(Stored data entries)
============================================================
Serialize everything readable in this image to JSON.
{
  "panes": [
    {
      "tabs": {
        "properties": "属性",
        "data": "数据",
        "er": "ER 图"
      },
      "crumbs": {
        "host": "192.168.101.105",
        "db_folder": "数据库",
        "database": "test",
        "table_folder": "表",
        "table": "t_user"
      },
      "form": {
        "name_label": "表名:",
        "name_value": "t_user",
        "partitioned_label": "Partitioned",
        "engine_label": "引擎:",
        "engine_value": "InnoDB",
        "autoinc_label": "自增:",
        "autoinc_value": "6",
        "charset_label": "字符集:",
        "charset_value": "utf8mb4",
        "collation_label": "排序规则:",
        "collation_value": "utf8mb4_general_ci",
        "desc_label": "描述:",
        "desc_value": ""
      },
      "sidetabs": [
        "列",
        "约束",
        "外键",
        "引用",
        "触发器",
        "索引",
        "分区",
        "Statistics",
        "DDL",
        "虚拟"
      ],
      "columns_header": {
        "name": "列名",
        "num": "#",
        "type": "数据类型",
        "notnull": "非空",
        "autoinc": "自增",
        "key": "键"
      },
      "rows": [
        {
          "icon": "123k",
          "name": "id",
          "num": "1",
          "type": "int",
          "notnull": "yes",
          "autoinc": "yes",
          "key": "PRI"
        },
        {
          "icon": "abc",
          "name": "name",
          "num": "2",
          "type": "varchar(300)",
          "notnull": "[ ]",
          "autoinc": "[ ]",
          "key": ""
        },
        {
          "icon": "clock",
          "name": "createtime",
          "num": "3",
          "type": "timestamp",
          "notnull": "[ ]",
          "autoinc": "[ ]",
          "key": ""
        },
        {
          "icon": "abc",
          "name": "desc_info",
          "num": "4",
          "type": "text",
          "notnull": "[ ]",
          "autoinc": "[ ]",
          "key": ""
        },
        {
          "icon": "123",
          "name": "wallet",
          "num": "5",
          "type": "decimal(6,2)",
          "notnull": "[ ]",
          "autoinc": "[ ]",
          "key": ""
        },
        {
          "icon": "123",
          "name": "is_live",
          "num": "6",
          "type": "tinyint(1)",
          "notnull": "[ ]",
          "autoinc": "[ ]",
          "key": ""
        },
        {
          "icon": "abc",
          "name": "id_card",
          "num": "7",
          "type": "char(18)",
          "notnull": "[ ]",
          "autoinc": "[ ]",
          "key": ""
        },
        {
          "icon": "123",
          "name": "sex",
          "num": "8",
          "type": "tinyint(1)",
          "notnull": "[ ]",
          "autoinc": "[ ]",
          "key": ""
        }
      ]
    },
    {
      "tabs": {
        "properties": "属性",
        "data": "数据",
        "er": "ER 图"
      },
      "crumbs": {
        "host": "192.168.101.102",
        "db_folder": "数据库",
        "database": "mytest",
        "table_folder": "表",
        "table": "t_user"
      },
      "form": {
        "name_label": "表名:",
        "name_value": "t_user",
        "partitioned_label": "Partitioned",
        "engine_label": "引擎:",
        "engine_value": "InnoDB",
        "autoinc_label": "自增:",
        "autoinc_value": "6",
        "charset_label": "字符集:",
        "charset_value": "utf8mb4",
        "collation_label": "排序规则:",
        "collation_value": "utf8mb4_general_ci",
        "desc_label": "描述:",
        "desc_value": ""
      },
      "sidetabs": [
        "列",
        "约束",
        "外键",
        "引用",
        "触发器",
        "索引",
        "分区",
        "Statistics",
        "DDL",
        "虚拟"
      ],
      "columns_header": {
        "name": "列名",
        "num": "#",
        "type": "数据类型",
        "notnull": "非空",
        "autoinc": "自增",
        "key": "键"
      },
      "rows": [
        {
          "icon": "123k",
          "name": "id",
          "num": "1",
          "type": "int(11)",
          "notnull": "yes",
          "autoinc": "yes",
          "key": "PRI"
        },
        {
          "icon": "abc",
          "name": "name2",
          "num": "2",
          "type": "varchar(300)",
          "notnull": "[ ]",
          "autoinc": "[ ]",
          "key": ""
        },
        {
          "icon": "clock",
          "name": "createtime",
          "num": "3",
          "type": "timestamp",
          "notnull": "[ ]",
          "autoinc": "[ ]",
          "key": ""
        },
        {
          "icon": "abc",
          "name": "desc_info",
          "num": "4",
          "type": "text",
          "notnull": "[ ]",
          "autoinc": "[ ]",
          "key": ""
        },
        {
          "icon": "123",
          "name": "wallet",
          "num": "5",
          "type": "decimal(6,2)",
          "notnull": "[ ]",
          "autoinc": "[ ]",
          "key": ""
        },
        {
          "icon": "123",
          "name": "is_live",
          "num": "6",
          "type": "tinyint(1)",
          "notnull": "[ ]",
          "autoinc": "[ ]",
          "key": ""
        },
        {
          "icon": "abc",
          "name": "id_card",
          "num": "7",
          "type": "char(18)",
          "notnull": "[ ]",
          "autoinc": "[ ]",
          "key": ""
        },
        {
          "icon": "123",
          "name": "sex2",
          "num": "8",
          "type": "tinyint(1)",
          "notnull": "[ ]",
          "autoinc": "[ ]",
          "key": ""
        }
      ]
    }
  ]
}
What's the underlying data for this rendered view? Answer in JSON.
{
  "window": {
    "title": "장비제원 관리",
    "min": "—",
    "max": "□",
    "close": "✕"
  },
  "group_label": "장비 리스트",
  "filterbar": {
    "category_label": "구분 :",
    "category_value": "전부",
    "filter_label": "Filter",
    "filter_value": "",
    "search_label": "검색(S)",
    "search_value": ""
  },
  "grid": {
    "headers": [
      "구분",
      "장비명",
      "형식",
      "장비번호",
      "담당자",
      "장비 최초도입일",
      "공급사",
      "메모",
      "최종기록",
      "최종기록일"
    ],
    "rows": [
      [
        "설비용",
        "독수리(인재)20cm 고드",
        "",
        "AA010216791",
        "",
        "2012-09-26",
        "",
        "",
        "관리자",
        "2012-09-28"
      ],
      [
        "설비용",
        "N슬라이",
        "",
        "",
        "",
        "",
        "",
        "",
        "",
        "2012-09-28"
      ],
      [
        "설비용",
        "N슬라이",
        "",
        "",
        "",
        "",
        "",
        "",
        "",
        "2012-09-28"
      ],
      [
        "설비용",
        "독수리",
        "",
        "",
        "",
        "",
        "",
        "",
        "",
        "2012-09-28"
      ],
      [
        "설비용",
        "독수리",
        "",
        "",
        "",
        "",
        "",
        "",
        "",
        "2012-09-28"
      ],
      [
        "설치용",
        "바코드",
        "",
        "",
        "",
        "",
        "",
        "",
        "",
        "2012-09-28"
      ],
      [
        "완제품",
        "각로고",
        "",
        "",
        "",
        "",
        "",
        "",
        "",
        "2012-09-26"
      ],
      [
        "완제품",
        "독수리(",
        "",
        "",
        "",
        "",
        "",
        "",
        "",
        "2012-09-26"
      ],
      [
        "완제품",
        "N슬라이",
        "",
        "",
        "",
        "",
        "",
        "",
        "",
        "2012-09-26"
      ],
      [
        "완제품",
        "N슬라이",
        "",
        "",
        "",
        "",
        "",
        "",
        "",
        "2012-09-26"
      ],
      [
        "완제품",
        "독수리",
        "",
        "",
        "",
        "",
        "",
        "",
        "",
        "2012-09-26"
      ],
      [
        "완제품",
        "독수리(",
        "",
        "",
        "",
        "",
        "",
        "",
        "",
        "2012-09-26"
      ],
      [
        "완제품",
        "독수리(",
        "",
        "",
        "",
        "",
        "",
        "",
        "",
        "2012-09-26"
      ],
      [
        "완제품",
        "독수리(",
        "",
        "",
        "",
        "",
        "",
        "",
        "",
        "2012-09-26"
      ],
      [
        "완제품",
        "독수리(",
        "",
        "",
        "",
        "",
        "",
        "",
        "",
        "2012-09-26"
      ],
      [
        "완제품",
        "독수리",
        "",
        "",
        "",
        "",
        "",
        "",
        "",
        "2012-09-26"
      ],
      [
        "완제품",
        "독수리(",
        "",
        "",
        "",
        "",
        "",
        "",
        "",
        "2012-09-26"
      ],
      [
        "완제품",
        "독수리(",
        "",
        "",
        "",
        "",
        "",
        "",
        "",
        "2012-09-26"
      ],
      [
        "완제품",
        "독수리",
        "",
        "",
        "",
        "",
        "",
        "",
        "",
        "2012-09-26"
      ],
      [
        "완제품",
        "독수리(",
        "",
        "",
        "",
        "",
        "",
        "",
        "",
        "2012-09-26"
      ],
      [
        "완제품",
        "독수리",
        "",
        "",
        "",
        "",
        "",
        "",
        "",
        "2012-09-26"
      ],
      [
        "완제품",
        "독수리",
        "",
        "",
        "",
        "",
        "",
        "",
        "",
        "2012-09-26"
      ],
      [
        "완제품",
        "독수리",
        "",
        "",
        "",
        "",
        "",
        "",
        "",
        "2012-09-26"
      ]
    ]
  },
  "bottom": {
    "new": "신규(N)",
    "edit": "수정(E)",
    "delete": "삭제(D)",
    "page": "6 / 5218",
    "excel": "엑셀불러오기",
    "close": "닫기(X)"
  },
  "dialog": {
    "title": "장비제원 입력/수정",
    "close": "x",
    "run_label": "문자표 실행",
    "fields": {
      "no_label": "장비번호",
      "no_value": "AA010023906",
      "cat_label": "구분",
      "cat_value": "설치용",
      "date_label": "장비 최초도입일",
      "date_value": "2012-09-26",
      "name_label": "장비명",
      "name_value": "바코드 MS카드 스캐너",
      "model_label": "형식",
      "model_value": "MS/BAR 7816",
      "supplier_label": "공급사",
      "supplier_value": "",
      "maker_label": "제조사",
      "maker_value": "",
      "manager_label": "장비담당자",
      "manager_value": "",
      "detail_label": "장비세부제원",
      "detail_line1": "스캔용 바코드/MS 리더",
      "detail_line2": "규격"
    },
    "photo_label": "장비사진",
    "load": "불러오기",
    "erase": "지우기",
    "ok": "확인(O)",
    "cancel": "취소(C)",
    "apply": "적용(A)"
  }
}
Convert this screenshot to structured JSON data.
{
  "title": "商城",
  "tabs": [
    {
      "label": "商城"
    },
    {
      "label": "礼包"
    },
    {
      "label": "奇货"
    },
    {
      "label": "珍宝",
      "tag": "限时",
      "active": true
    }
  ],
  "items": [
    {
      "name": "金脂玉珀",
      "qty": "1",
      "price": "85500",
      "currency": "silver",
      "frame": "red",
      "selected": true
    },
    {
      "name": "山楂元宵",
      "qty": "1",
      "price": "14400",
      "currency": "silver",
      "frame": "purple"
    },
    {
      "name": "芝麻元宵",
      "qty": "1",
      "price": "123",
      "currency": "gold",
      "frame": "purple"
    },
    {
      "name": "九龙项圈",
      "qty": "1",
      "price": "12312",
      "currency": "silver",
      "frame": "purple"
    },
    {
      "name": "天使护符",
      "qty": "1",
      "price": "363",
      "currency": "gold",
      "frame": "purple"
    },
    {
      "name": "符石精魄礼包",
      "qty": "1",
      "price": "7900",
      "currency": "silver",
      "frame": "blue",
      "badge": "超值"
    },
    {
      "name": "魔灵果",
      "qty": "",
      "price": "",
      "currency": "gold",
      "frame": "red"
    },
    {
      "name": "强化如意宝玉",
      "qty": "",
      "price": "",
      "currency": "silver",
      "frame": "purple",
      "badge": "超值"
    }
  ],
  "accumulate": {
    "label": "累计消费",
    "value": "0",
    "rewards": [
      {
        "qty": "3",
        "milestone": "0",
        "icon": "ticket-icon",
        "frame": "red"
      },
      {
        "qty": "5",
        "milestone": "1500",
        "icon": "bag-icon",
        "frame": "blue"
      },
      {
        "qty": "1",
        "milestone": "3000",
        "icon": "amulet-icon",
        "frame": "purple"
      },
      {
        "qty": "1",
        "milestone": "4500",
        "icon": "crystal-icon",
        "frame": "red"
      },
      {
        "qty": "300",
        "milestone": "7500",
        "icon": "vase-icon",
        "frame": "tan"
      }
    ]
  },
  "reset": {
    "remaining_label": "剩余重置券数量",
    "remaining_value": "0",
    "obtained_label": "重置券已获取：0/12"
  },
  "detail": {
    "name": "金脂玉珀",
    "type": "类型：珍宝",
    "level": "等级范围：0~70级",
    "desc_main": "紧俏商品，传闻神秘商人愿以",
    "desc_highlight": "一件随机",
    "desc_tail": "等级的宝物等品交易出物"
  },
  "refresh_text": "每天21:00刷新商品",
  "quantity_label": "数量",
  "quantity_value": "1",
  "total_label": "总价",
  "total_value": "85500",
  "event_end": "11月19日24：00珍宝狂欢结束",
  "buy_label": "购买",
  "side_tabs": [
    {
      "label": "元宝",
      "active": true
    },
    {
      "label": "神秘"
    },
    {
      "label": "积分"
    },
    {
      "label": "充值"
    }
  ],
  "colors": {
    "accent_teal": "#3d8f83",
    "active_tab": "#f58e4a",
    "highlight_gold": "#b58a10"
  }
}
============================================================
▸ What is expected
Search the entries for the word "milestone" and gather every line where it appears.

▸ The solution
        "milestone": "0",
        "milestone": "1500",
        "milestone": "3000",
        "milestone": "4500",
        "milestone": "7500",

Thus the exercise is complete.